Reproduce the material in full, unchanged.

# Start of Dataset records

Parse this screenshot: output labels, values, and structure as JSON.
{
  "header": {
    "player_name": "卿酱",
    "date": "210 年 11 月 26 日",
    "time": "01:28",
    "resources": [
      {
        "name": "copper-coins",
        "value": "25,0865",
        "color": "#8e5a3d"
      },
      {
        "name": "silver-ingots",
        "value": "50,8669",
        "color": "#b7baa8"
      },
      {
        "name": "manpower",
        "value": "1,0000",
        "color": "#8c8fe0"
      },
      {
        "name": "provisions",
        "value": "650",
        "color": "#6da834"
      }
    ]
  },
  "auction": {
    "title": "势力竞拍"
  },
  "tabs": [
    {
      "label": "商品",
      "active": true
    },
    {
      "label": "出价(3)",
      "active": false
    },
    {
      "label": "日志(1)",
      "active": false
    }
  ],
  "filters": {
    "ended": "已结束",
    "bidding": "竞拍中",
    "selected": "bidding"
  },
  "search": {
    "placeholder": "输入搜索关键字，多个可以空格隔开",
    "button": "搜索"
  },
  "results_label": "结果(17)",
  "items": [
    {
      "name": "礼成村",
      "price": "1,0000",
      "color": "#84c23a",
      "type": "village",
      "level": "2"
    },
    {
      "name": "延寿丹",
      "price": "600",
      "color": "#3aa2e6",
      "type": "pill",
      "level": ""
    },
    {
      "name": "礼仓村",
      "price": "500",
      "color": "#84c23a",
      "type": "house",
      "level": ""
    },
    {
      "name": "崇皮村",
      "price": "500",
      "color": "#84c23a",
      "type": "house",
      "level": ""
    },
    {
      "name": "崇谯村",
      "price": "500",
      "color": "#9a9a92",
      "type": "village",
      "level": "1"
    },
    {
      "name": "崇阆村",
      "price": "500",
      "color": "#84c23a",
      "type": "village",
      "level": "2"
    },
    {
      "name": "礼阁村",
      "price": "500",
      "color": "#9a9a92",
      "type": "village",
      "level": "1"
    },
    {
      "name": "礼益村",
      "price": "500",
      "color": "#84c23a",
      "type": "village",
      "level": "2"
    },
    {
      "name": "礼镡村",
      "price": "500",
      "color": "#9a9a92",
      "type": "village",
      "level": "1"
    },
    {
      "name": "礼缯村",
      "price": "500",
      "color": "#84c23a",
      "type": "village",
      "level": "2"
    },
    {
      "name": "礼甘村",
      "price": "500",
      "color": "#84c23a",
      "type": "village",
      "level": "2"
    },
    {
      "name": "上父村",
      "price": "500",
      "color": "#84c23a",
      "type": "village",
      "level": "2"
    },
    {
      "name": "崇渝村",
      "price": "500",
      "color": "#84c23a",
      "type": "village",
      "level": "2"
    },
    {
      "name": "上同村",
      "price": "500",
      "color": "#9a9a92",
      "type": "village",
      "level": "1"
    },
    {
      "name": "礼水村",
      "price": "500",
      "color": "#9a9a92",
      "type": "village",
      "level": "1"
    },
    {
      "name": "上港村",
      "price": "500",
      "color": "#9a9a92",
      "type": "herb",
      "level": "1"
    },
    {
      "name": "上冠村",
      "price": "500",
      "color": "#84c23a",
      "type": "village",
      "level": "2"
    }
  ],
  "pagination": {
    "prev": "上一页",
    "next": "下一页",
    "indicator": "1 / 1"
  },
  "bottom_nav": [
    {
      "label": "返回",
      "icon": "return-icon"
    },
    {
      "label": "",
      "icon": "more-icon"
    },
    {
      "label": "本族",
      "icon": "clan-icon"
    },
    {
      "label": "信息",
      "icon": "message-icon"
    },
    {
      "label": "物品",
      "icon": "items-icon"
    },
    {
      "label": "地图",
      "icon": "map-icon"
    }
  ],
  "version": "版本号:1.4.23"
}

# End of Dataset records

### Written response:
Parse this screenshot: output labels, values, and structure as JSON.
{
  "header": {
    "player_name": "卿酱",
    "date": "210 年 11 月 26 日",
    "time": "01:28",
    "resources": [
      {
        "name": "copper-coins",
        "value": "25,0865",
        "color": "#8e5a3d"
      },
      {
        "name": "silver-ingots",
        "value": "50,8669",
        "color": "#b7baa8"
      },
      {
        "name": "manpower",
        "value": "1,0000",
        "color": "#8c8fe0"
      },
      {
        "name": "provisions",
        "value": "650",
        "color": "#6da834"
      }
    ]
  },
  "auction": {
    "title": "势力竞拍"
  },
  "tabs": [
    {
      "label": "商品",
      "active": true
    },
    {
      "label": "出价(3)",
      "active": false
    },
    {
      "label": "日志(1)",
      "active": false
    }
  ],
  "filters": {
    "ended": "已结束",
    "bidding": "竞拍中",
    "selected": "bidding"
  },
  "search": {
    "placeholder": "输入搜索关键字，多个可以空格隔开",
    "button": "搜索"
  },
  "results_label": "结果(17)",
  "items": [
    {
      "name": "礼成村",
      "price": "1,0000",
      "color": "#84c23a",
      "type": "village",
      "level": "2"
    },
    {
      "name": "延寿丹",
      "price": "600",
      "color": "#3aa2e6",
      "type": "pill",
      "level": ""
    },
    {
      "name": "礼仓村",
      "price": "500",
      "color": "#84c23a",
      "type": "house",
      "level": ""
    },
    {
      "name": "崇皮村",
      "price": "500",
      "color": "#84c23a",
      "type": "house",
      "level": ""
    },
    {
      "name": "崇谯村",
      "price": "500",
      "color": "#9a9a92",
      "type": "village",
      "level": "1"
    },
    {
      "name": "崇阆村",
      "price": "500",
      "color": "#84c23a",
      "type": "village",
      "level": "2"
    },
    {
      "name": "礼阁村",
      "price": "500",
      "color": "#9a9a92",
      "type": "village",
      "level": "1"
    },
    {
      "name": "礼益村",
      "price": "500",
      "color": "#84c23a",
      "type": "village",
      "level": "2"
    },
    {
      "name": "礼镡村",
      "price": "500",
      "color": "#9a9a92",
      "type": "village",
      "level": "1"
    },
    {
      "name": "礼缯村",
      "price": "500",
      "color": "#84c23a",
      "type": "village",
      "level": "2"
    },
    {
      "name": "礼甘村",
      "price": "500",
      "color": "#84c23a",
      "type": "village",
      "level": "2"
    },
    {
      "name": "上父村",
      "price": "500",
      "color": "#84c23a",
      "type": "village",
      "level": "2"
    },
    {
      "name": "崇渝村",
      "price": "500",
      "color": "#84c23a",
      "type": "village",
      "level": "2"
    },
    {
      "name": "上同村",
      "price": "500",
      "color": "#9a9a92",
      "type": "village",
      "level": "1"
    },
    {
      "name": "礼水村",
      "price": "500",
      "color": "#9a9a92",
      "type": "village",
      "level": "1"
    },
    {
      "name": "上港村",
      "price": "500",
      "color": "#9a9a92",
      "type": "herb",
      "level": "1"
    },
    {
      "name": "上冠村",
      "price": "500",
      "color": "#84c23a",
      "type": "village",
      "level": "2"
    }
  ],
  "pagination": {
    "prev": "上一页",
    "next": "下一页",
    "indicator": "1 / 1"
  },
  "bottom_nav": [
    {
      "label": "返回",
      "icon": "return-icon"
    },
    {
      "label": "",
      "icon": "more-icon"
    },
    {
      "label": "本族",
      "icon": "clan-icon"
    },
    {
      "label": "信息",
      "icon": "message-icon"
    },
    {
      "label": "物品",
      "icon": "items-icon"
    },
    {
      "label": "地图",
      "icon": "map-icon"
    }
  ],
  "version": "版本号:1.4.23"
}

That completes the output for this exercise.